» Given problem a
Reproduce the passage of the spinning wheel thread from "We have an offer" up to and including "and some baskets.".

» Selected text
━━━━━━━━

# Looking for a spinning wheel



## CJ (May 10, 2002)

We have an offer in on a house that has these huge balcony type nooks over the great room. I would like to put a large antique spinning loom up on one side, with a quilt and some baskets.

Knowing absolutely nothing about spinning wheels, I saw one at a local shop where the wheel was probably 4 foot in diamter. That's what I am looking for (didn't want to spend $500 for it though).

When I looked on EBay, all of them had much smaller wheels. Can any tell me if this larger type has a specific name so I can hopefully find one?

Thanks!


----------



## Flwrbrd (Jan 14, 2007)

I think you might be refering to a 'walking wheel'....
and you can find those in various conditions on ebay..and in antique stores....you don't need a complete one if it's just for show....so keep yer eyes peeled....


----------



## Katherine in KY (May 11, 2002)

CJ, it's called a walking wheel because you stand and can walk a bit to spin. If you just want it for decoration you should be able to find one that's not in working order for far under $500. They come up on EBay regularly--just keep looking. But why not join us and learn to spin--it's lots of fun, and you'll be able to wow all those who see it sitting in your great room.


----------



## grams (Sep 10, 2004)

CJ, you still at Nuke 1? If so then just a little road trip to hwy 65 between Conway and Clinton is a place called Hutchs Auction. There are three building of stuff there in 2 of which was an old walking wheel. One was more complete than the other. If I had room the more complete one would be at my house and I would be learning to spin on it. The last time I was there they said to make an offer as they had been there along time and they wanted them gone. Now I'm not sure how bad they wanted them gone, but the price they had been trying to sell them for was $500 so it would have to be less than that.

━━━━━━━━

» Provided material
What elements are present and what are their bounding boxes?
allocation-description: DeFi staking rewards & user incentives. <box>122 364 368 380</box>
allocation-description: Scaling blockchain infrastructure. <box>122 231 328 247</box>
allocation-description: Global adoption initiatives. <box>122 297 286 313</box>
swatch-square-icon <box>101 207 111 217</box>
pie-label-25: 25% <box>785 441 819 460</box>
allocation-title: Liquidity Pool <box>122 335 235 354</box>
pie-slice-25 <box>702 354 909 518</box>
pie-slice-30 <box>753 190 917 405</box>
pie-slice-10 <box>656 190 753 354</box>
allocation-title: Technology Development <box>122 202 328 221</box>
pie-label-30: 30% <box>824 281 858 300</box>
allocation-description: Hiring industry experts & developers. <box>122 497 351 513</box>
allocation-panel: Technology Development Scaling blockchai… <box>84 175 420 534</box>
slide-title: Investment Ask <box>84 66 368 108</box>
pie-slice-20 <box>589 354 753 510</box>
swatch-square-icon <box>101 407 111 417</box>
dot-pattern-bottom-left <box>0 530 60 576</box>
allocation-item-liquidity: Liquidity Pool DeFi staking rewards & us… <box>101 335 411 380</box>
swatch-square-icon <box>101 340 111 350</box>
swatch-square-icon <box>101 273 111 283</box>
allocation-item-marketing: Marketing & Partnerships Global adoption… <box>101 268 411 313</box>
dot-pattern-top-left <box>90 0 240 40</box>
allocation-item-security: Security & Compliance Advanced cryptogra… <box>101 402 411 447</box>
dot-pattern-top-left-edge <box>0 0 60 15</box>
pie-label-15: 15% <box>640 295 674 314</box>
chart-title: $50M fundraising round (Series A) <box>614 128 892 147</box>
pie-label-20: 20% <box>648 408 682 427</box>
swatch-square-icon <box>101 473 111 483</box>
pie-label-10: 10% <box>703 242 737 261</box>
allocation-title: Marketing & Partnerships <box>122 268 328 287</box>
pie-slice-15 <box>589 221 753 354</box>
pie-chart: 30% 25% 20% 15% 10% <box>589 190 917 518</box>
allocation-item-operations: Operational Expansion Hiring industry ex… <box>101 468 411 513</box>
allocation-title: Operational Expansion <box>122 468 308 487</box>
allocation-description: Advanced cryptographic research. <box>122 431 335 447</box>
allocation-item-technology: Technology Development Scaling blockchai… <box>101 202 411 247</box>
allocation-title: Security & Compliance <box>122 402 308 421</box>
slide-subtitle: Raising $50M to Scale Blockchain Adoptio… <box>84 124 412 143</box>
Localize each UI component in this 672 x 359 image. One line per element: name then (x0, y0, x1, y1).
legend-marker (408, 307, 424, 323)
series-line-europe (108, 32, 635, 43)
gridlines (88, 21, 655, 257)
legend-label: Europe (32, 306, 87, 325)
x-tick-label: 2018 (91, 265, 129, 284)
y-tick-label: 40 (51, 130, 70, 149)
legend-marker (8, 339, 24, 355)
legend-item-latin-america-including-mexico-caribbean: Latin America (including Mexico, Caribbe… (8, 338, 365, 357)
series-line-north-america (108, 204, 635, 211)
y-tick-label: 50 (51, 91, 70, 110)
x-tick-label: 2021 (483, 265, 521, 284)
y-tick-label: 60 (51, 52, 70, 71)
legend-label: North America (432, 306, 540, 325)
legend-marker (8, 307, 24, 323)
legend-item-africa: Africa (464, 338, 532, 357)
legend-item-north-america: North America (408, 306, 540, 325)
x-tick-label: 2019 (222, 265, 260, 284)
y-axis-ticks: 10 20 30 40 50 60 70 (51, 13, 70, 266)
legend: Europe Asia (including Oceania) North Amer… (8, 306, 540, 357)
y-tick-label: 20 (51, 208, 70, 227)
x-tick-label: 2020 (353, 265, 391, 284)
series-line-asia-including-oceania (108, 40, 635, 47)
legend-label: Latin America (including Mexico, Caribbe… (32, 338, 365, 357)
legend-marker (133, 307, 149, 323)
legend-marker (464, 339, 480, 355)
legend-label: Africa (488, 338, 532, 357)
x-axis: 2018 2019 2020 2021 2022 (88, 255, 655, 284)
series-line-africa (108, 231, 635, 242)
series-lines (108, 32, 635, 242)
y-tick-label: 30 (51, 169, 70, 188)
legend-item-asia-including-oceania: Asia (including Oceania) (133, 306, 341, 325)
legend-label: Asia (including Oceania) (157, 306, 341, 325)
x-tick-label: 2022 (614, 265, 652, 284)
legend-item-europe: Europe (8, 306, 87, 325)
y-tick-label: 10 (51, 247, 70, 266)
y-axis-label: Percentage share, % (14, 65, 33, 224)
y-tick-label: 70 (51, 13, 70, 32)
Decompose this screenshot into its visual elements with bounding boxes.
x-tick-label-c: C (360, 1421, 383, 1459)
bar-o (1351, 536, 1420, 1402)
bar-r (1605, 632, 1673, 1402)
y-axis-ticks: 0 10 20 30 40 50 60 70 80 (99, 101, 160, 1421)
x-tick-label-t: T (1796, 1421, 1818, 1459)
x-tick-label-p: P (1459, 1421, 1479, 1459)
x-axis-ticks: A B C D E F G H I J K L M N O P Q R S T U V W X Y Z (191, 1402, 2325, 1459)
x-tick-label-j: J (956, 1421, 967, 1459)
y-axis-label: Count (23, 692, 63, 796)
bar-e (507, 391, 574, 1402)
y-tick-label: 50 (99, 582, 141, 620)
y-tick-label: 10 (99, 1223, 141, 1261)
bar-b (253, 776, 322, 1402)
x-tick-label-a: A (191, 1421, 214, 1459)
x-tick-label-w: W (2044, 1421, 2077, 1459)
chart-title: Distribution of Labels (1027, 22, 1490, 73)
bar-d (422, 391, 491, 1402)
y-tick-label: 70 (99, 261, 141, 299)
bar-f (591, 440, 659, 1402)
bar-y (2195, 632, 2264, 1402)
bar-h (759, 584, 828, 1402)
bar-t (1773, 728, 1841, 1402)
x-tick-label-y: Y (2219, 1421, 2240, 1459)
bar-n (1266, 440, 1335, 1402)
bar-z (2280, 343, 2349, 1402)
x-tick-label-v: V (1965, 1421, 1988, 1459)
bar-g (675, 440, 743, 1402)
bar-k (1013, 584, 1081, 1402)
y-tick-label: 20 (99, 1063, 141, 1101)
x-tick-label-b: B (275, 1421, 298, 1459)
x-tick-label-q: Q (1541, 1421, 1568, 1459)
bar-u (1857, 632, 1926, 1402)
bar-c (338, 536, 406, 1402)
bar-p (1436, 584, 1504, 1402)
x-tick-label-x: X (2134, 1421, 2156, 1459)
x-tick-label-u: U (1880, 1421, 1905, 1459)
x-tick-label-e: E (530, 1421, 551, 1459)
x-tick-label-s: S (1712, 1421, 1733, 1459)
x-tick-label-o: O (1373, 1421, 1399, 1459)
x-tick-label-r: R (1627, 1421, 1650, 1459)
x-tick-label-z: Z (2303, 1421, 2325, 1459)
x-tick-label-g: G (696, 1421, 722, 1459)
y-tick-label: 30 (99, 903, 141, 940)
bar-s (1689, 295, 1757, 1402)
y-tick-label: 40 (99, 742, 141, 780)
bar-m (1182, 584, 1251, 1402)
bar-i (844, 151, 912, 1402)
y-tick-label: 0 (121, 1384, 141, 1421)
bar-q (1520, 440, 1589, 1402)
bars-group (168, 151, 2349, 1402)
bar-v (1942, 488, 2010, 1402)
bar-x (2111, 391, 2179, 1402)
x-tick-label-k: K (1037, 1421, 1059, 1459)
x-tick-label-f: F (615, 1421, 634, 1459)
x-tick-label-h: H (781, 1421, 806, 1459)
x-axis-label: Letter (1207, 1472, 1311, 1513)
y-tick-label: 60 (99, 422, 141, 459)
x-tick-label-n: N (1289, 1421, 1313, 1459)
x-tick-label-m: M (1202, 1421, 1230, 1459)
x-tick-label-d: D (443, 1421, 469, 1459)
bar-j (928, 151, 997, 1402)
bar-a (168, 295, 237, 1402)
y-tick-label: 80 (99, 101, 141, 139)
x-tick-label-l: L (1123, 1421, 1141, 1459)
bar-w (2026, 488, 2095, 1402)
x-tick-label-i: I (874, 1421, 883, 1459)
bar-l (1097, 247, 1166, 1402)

━━━━━━━━

» Given problem b
Duplicate the entries from their first line up to and including the line with "swatch-square-icon <box>101 407 111 417</box>".

» Worked answer a
We have an offer in on a house that has these huge balcony type nooks over the great room. I would like to put a large antique spinning loom up on one side, with a quilt and some baskets.

» Worked answer b
What elements are present and what are their bounding boxes?
allocation-description: DeFi staking rewards & user incentives. <box>122 364 368 380</box>
allocation-description: Scaling blockchain infrastructure. <box>122 231 328 247</box>
allocation-description: Global adoption initiatives. <box>122 297 286 313</box>
swatch-square-icon <box>101 207 111 217</box>
pie-label-25: 25% <box>785 441 819 460</box>
allocation-title: Liquidity Pool <box>122 335 235 354</box>
pie-slice-25 <box>702 354 909 518</box>
pie-slice-30 <box>753 190 917 405</box>
pie-slice-10 <box>656 190 753 354</box>
allocation-title: Technology Development <box>122 202 328 221</box>
pie-label-30: 30% <box>824 281 858 300</box>
allocation-description: Hiring industry experts & developers. <box>122 497 351 513</box>
allocation-panel: Technology Development Scaling blockchai… <box>84 175 420 534</box>
slide-title: Investment Ask <box>84 66 368 108</box>
pie-slice-20 <box>589 354 753 510</box>
swatch-square-icon <box>101 407 111 417</box>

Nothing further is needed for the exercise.